Dataset rows
........
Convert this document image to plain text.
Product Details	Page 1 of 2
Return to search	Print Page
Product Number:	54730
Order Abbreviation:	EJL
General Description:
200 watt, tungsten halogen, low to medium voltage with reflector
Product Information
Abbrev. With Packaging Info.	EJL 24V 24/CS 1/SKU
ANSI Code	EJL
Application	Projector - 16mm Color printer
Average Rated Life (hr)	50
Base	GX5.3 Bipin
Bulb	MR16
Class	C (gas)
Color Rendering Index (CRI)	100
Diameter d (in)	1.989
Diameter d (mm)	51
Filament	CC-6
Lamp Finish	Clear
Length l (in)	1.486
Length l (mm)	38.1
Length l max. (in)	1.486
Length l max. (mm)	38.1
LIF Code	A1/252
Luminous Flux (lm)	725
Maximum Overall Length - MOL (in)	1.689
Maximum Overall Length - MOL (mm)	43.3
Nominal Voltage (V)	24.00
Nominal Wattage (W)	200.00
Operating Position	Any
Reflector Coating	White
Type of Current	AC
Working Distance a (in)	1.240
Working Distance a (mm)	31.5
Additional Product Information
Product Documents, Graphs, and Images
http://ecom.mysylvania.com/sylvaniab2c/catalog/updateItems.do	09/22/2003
........
Output every record above exactly as it appears.

- [Task solution]:
Convert this document image to plain text.
Product Details	Page 1 of 2
Return to search	Print Page
Product Number:	54730
Order Abbreviation:	EJL
General Description:
200 watt, tungsten halogen, low to medium voltage with reflector
Product Information
Abbrev. With Packaging Info.	EJL 24V 24/CS 1/SKU
ANSI Code	EJL
Application	Projector - 16mm Color printer
Average Rated Life (hr)	50
Base	GX5.3 Bipin
Bulb	MR16
Class	C (gas)
Color Rendering Index (CRI)	100
Diameter d (in)	1.989
Diameter d (mm)	51
Filament	CC-6
Lamp Finish	Clear
Length l (in)	1.486
Length l (mm)	38.1
Length l max. (in)	1.486
Length l max. (mm)	38.1
LIF Code	A1/252
Luminous Flux (lm)	725
Maximum Overall Length - MOL (in)	1.689
Maximum Overall Length - MOL (mm)	43.3
Nominal Voltage (V)	24.00
Nominal Wattage (W)	200.00
Operating Position	Any
Reflector Coating	White
Type of Current	AC
Working Distance a (in)	1.240
Working Distance a (mm)	31.5
Additional Product Information
Product Documents, Graphs, and Images
http://ecom.mysylvania.com/sylvaniab2c/catalog/updateItems.do	09/22/2003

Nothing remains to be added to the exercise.